Please run now, and enjoy your 30's.. it taken me years to recover from divorcing and sorting out childcare arrangement orders. Please, your older self will thank you so bloody much. Don't ignore the red flags like I did, you'll kick yourself for it and feel angry at yourself that you didn't listen. Please don't settle for this and hope it'll just somehow get better. It won't get better, and you only have one life and you deserve to be happy and loved. Life has these pivotal moments, and this is one of them for you.. listen to your gut and escape this shit relationship xxx

MerlotMisery · 30/11/2024 07:48

Unhappyinlove · 29/11/2024 20:50

This is my first post. I just really need some help from people who don’t know me or my fiance.

We are due to get married in February 2025 and I just don’t know if what we are going through is pre-wedding stress or the relationship is unsalvageable. We have been on the brink of break up a few times in the last month. His behaviour never changes. Golf and drinking take priority over me. His job is the most important thing in his life and it causes so much stress. He is a police officer and I worry that he sees his work colleagues as his family. He is out with them very often.

──────

◆ **TASK REQUIREMENTS**
According to the forum thread, what is the fiancé's job? The records have no connection to the forum thread.

[Data records]
──────

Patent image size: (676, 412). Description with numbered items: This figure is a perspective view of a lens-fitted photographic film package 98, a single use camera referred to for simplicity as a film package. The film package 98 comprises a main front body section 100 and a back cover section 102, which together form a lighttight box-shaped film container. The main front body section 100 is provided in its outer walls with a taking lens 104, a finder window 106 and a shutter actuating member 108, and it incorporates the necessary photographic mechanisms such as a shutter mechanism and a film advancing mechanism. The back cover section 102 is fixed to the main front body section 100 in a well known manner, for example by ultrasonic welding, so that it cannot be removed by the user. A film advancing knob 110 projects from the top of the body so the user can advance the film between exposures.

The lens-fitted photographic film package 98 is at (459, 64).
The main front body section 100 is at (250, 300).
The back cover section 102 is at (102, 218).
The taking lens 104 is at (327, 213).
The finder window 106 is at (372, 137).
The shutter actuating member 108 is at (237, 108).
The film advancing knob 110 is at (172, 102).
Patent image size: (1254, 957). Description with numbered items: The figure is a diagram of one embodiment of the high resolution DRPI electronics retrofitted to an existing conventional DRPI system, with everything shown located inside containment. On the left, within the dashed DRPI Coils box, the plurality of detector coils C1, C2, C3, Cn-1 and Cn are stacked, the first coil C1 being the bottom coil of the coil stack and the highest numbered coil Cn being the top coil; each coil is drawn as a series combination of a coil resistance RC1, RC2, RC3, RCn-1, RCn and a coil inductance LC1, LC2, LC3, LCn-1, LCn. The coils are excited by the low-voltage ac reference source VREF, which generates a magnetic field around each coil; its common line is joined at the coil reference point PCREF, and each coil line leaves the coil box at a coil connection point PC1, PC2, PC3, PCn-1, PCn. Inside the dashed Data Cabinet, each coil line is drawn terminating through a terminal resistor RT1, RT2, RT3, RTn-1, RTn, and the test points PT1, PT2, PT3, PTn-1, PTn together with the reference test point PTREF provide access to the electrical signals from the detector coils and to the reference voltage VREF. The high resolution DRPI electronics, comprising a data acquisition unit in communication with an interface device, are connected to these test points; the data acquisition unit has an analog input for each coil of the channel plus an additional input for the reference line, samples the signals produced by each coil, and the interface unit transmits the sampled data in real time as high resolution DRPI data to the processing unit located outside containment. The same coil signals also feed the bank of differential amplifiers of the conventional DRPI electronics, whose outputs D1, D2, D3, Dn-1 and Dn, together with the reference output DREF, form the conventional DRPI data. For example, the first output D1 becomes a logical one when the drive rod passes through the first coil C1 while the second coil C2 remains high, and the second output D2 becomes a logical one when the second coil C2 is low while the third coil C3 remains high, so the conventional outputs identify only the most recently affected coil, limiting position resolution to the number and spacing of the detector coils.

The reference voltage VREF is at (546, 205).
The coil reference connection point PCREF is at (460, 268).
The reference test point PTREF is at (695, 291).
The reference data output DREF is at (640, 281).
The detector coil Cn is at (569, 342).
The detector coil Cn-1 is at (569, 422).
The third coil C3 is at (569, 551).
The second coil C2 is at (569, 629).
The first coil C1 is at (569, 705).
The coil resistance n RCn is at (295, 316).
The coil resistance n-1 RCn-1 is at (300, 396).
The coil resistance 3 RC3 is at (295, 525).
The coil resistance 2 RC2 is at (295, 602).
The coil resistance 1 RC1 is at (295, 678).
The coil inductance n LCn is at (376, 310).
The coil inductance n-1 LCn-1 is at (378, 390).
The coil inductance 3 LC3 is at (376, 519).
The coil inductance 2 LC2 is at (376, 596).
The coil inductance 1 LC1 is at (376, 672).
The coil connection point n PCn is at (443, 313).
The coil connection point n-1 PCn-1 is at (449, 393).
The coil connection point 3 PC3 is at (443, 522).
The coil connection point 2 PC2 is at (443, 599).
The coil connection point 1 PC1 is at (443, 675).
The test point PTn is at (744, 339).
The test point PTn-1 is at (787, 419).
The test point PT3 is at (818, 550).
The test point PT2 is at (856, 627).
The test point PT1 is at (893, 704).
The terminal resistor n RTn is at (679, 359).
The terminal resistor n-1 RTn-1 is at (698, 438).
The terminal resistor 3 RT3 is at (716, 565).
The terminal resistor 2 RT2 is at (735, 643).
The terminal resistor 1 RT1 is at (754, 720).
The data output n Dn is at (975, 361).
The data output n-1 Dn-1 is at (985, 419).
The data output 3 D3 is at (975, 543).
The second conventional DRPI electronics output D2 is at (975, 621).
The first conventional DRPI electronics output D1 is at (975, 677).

──────

◆ **WRITTEN ANSWER**
He is a police officer.